== Exercise objective ==
Show every line of the data where the word "pairs" can be found.

Supplied records below:

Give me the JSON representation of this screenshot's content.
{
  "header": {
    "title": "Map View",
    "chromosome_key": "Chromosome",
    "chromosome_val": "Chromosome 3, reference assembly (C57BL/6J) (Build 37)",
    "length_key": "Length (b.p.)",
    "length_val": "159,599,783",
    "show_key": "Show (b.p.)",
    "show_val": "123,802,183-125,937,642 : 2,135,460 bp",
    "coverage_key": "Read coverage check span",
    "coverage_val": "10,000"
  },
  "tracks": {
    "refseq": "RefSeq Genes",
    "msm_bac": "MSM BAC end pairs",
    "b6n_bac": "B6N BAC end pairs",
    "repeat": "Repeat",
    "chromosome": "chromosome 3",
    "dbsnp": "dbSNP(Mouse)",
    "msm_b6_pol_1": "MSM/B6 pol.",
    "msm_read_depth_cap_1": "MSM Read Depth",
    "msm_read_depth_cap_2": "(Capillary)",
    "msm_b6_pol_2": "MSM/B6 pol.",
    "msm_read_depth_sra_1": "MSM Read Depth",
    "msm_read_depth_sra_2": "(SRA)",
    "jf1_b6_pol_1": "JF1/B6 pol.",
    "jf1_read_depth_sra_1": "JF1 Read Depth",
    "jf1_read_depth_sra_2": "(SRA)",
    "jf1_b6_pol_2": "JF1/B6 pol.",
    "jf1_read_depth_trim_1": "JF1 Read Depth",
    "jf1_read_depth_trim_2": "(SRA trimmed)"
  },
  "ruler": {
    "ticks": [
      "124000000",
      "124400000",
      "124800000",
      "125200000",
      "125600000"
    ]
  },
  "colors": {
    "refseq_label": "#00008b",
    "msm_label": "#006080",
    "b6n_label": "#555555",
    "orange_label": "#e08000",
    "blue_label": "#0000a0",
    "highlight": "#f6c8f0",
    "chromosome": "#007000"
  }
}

End of Supplied records.

== Response ==
    "msm_bac": "MSM BAC end pairs",
    "b6n_bac": "B6N BAC end pairs",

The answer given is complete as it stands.